• _PROBLEM_
Omit every picture and return the rest of the data unaltered.

• _SUPPLIED DATA_
● ● ● ● ●

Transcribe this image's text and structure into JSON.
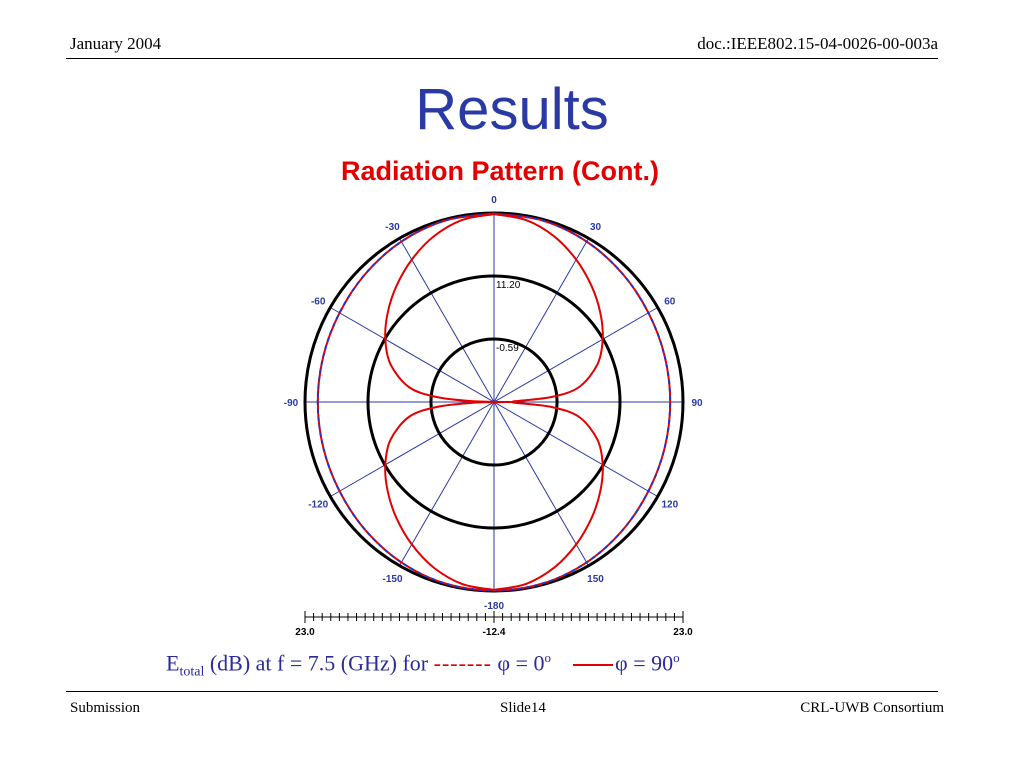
{
  "header": {
    "date": "January 2004",
    "doc": "doc.:IEEE802.15-04-0026-00-003a"
  },
  "slide": {
    "title": "Results",
    "subtitle": "Radiation Pattern (Cont.)"
  },
  "caption": {
    "e_main": "E",
    "e_sub": "total",
    "text": " (dB) at f = 7.5 (GHz) for ",
    "dashes": "-------",
    "phi0": " φ = 0",
    "phi90": "φ = 90",
    "deg": "o"
  },
  "footer": {
    "left": "Submission",
    "center": "Slide14",
    "right": "CRL-UWB Consortium"
  },
  "colors": {
    "title": "#2a3aa4",
    "subtitle": "#e30000",
    "pattern": "#e30000",
    "pattern_dashed": "#2233cc",
    "spokes": "#2a3aa4",
    "labels": "#2a3aa4"
  },
  "chart_data": {
    "type": "polar",
    "angle_labels": [
      {
        "deg": 0,
        "text": "0"
      },
      {
        "deg": 30,
        "text": "30"
      },
      {
        "deg": 60,
        "text": "60"
      },
      {
        "deg": 90,
        "text": "90"
      },
      {
        "deg": 120,
        "text": "120"
      },
      {
        "deg": 150,
        "text": "150"
      },
      {
        "deg": 180,
        "text": "-180"
      },
      {
        "deg": -150,
        "text": "-150"
      },
      {
        "deg": -120,
        "text": "-120"
      },
      {
        "deg": -90,
        "text": "-90"
      },
      {
        "deg": -60,
        "text": "-60"
      },
      {
        "deg": -30,
        "text": "-30"
      }
    ],
    "radial_range": [
      -12.4,
      23.0
    ],
    "ring_labels": [
      {
        "value": 11.2,
        "text": "11.20"
      },
      {
        "value": -0.59,
        "text": "-0.59"
      }
    ],
    "scale_labels": [
      "23.0",
      "-12.4",
      "23.0"
    ],
    "series": [
      {
        "style": "dashed",
        "points": [
          [
            0,
            22.9
          ],
          [
            15,
            22.8
          ],
          [
            30,
            22.3
          ],
          [
            45,
            21.6
          ],
          [
            60,
            21.0
          ],
          [
            75,
            20.7
          ],
          [
            90,
            20.6
          ],
          [
            105,
            20.7
          ],
          [
            120,
            21.0
          ],
          [
            135,
            21.6
          ],
          [
            150,
            22.3
          ],
          [
            165,
            22.8
          ],
          [
            180,
            22.9
          ]
        ]
      },
      {
        "style": "solid",
        "points": [
          [
            0,
            22.8
          ],
          [
            10,
            22.2
          ],
          [
            20,
            20.6
          ],
          [
            30,
            18.4
          ],
          [
            40,
            16.0
          ],
          [
            50,
            13.6
          ],
          [
            60,
            11.1
          ],
          [
            70,
            8.2
          ],
          [
            80,
            3.8
          ],
          [
            85,
            -1.5
          ],
          [
            88,
            -8.5
          ],
          [
            90,
            -9.0
          ]
        ]
      }
    ]
  }
}
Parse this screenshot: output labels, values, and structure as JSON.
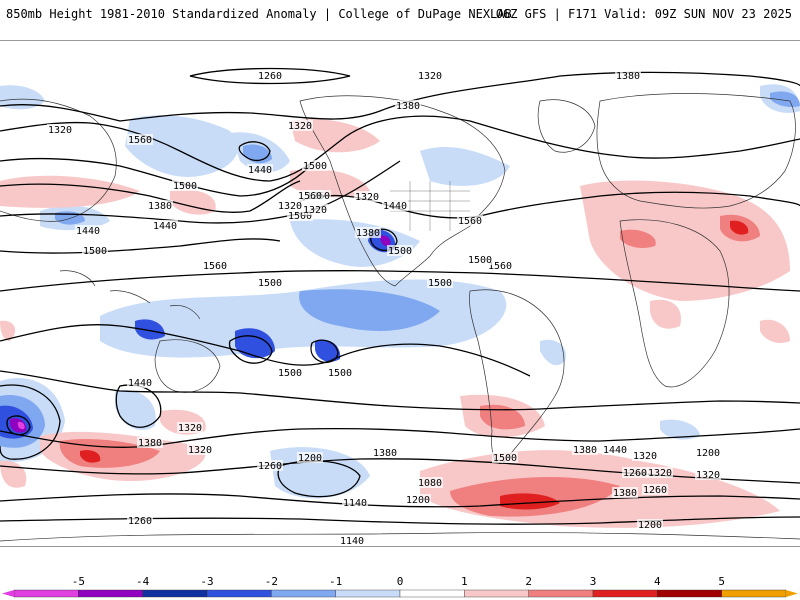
{
  "header": {
    "title": "850mb Height 1981-2010 Standardized Anomaly | College of DuPage NEXLAB",
    "run_info": "06Z GFS | F171 Valid: 09Z SUN NOV 23 2025"
  },
  "map": {
    "variable": "850mb Height",
    "units_note": "Standardized Anomaly",
    "contour_labels": [
      "1260",
      "1320",
      "1380",
      "1320",
      "1260",
      "1380",
      "1320",
      "1560",
      "1440",
      "1500",
      "1500",
      "1560",
      "1380",
      "1440",
      "1320",
      "1320",
      "1500",
      "1380",
      "1440",
      "1500",
      "1560",
      "1500",
      "1560",
      "1560",
      "1500",
      "1500",
      "1500",
      "1500",
      "1440",
      "1320",
      "1500",
      "1440",
      "1380",
      "1320",
      "1320",
      "1380",
      "1260",
      "1200",
      "1140",
      "1080",
      "1140",
      "1200",
      "1260",
      "1200",
      "1320",
      "1200",
      "1320",
      "1380",
      "1260",
      "1200",
      "1500",
      "1380",
      "1440",
      "1320",
      "1260",
      "1200"
    ]
  },
  "colorbar": {
    "ticks": [
      "-5",
      "-4",
      "-3",
      "-2",
      "-1",
      "0",
      "1",
      "2",
      "3",
      "4",
      "5"
    ],
    "colors": [
      "#e040e0",
      "#9000c0",
      "#1030a0",
      "#3050e0",
      "#80a8f0",
      "#c8dcf8",
      "#ffffff",
      "#f8c8c8",
      "#f08080",
      "#e02020",
      "#a00000",
      "#f0a000"
    ]
  }
}
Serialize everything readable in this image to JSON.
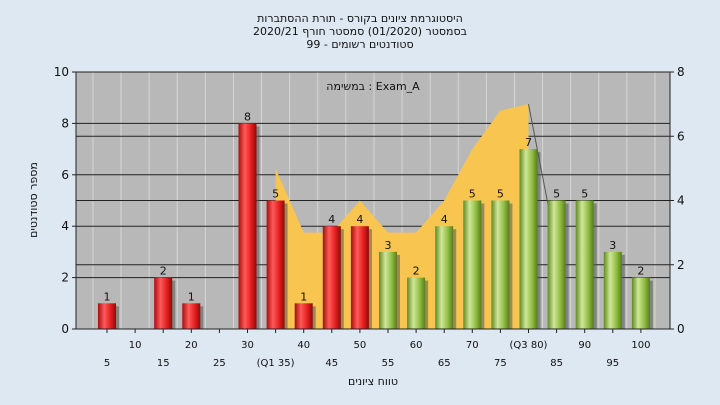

● ● ● ● ●

• _SOLVED PROBLEM_
Transcribe this image's text and structure into JSON.
{
  "header": {
    "date": "January 2004",
    "doc": "doc.:IEEE802.15-04-0026-00-003a"
  },
  "slide": {
    "title": "Results",
    "subtitle": "Radiation Pattern (Cont.)"
  },
  "caption": {
    "e_main": "E",
    "e_sub": "total",
    "text": " (dB) at f = 7.5 (GHz) for ",
    "dashes": "-------",
    "phi0": " φ = 0",
    "phi90": "φ = 90",
    "deg": "o"
  },
  "footer": {
    "left": "Submission",
    "center": "Slide14",
    "right": "CRL-UWB Consortium"
  },
  "colors": {
    "title": "#2a3aa4",
    "subtitle": "#e30000",
    "pattern": "#e30000",
    "pattern_dashed": "#2233cc",
    "spokes": "#2a3aa4",
    "labels": "#2a3aa4"
  },
  "chart_data": {
    "type": "polar",
    "angle_labels": [
      {
        "deg": 0,
        "text": "0"
      },
      {
        "deg": 30,
        "text": "30"
      },
      {
        "deg": 60,
        "text": "60"
      },
      {
        "deg": 90,
        "text": "90"
      },
      {
        "deg": 120,
        "text": "120"
      },
      {
        "deg": 150,
        "text": "150"
      },
      {
        "deg": 180,
        "text": "-180"
      },
      {
        "deg": -150,
        "text": "-150"
      },
      {
        "deg": -120,
        "text": "-120"
      },
      {
        "deg": -90,
        "text": "-90"
      },
      {
        "deg": -60,
        "text": "-60"
      },
      {
        "deg": -30,
        "text": "-30"
      }
    ],
    "radial_range": [
      -12.4,
      23.0
    ],
    "ring_labels": [
      {
        "value": 11.2,
        "text": "11.20"
      },
      {
        "value": -0.59,
        "text": "-0.59"
      }
    ],
    "scale_labels": [
      "23.0",
      "-12.4",
      "23.0"
    ],
    "series": [
      {
        "style": "dashed",
        "points": [
          [
            0,
            22.9
          ],
          [
            15,
            22.8
          ],
          [
            30,
            22.3
          ],
          [
            45,
            21.6
          ],
          [
            60,
            21.0
          ],
          [
            75,
            20.7
          ],
          [
            90,
            20.6
          ],
          [
            105,
            20.7
          ],
          [
            120,
            21.0
          ],
          [
            135,
            21.6
          ],
          [
            150,
            22.3
          ],
          [
            165,
            22.8
          ],
          [
            180,
            22.9
          ]
        ]
      },
      {
        "style": "solid",
        "points": [
          [
            0,
            22.8
          ],
          [
            10,
            22.2
          ],
          [
            20,
            20.6
          ],
          [
            30,
            18.4
          ],
          [
            40,
            16.0
          ],
          [
            50,
            13.6
          ],
          [
            60,
            11.1
          ],
          [
            70,
            8.2
          ],
          [
            80,
            3.8
          ],
          [
            85,
            -1.5
          ],
          [
            88,
            -8.5
          ],
          [
            90,
            -9.0
          ]
        ]
      }
    ]
  }
}
Parse this screenshot: output labels, values, and structure as JSON.
{
  "header": {
    "title": "850mb Height 1981-2010 Standardized Anomaly | College of DuPage NEXLAB",
    "run_info": "06Z GFS | F171 Valid: 09Z SUN NOV 23 2025"
  },
  "map": {
    "variable": "850mb Height",
    "units_note": "Standardized Anomaly",
    "contour_labels": [
      "1260",
      "1320",
      "1380",
      "1320",
      "1260",
      "1380",
      "1320",
      "1560",
      "1440",
      "1500",
      "1500",
      "1560",
      "1380",
      "1440",
      "1320",
      "1320",
      "1500",
      "1380",
      "1440",
      "1500",
      "1560",
      "1500",
      "1560",
      "1560",
      "1500",
      "1500",
      "1500",
      "1500",
      "1440",
      "1320",
      "1500",
      "1440",
      "1380",
      "1320",
      "1320",
      "1380",
      "1260",
      "1200",
      "1140",
      "1080",
      "1140",
      "1200",
      "1260",
      "1200",
      "1320",
      "1200",
      "1320",
      "1380",
      "1260",
      "1200",
      "1500",
      "1380",
      "1440",
      "1320",
      "1260",
      "1200"
    ]
  },
  "colorbar": {
    "ticks": [
      "-5",
      "-4",
      "-3",
      "-2",
      "-1",
      "0",
      "1",
      "2",
      "3",
      "4",
      "5"
    ],
    "colors": [
      "#e040e0",
      "#9000c0",
      "#1030a0",
      "#3050e0",
      "#80a8f0",
      "#c8dcf8",
      "#ffffff",
      "#f8c8c8",
      "#f08080",
      "#e02020",
      "#a00000",
      "#f0a000"
    ]
  }
}
Serialize everything readable in this image to JSON.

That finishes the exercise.